Exercise aim
From the records below, extract all the text exactly and leave the images behind.

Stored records
***

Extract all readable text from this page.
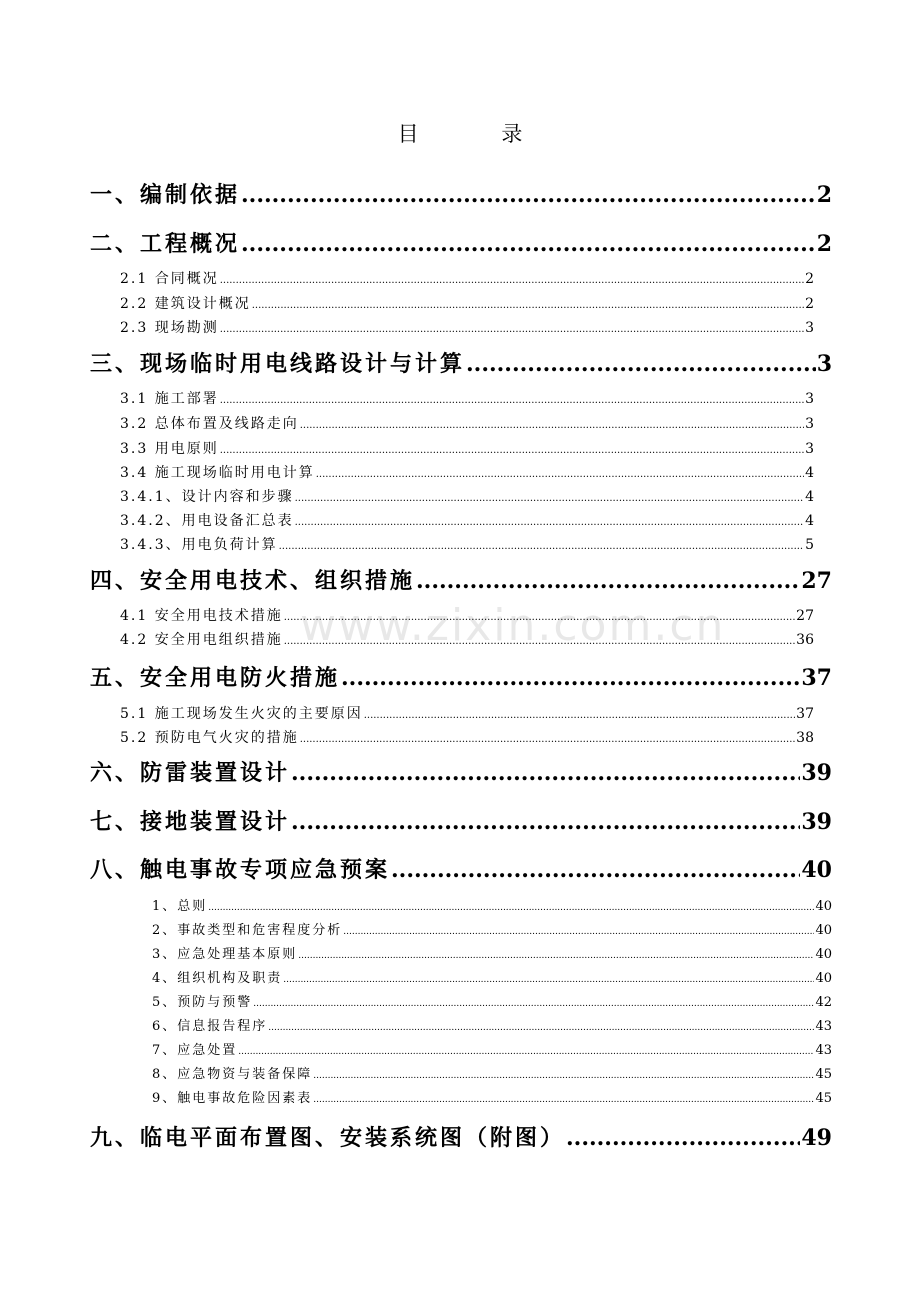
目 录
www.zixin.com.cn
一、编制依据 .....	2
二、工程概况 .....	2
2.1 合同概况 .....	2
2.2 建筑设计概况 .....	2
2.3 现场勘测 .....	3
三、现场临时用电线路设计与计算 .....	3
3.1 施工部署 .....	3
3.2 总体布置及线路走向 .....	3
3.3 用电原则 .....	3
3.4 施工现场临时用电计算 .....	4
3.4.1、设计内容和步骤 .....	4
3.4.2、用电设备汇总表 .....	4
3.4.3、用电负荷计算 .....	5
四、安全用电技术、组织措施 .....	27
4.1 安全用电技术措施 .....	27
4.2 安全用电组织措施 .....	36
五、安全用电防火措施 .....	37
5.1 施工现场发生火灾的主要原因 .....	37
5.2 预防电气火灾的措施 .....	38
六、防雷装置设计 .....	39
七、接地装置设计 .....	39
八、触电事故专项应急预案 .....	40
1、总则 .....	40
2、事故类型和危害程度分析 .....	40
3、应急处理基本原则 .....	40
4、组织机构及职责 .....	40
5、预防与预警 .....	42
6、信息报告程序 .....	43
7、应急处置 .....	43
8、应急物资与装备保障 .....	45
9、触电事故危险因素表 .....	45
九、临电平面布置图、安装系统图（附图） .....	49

***

Result below
Extract all readable text from this page.
目 录
www.zixin.com.cn
一、编制依据 .....	2
二、工程概况 .....	2
2.1 合同概况 .....	2
2.2 建筑设计概况 .....	2
2.3 现场勘测 .....	3
三、现场临时用电线路设计与计算 .....	3
3.1 施工部署 .....	3
3.2 总体布置及线路走向 .....	3
3.3 用电原则 .....	3
3.4 施工现场临时用电计算 .....	4
3.4.1、设计内容和步骤 .....	4
3.4.2、用电设备汇总表 .....	4
3.4.3、用电负荷计算 .....	5
四、安全用电技术、组织措施 .....	27
4.1 安全用电技术措施 .....	27
4.2 安全用电组织措施 .....	36
五、安全用电防火措施 .....	37
5.1 施工现场发生火灾的主要原因 .....	37
5.2 预防电气火灾的措施 .....	38
六、防雷装置设计 .....	39
七、接地装置设计 .....	39
八、触电事故专项应急预案 .....	40
1、总则 .....	40
2、事故类型和危害程度分析 .....	40
3、应急处理基本原则 .....	40
4、组织机构及职责 .....	40
5、预防与预警 .....	42
6、信息报告程序 .....	43
7、应急处置 .....	43
8、应急物资与装备保障 .....	45
9、触电事故危险因素表 .....	45
九、临电平面布置图、安装系统图（附图） .....	49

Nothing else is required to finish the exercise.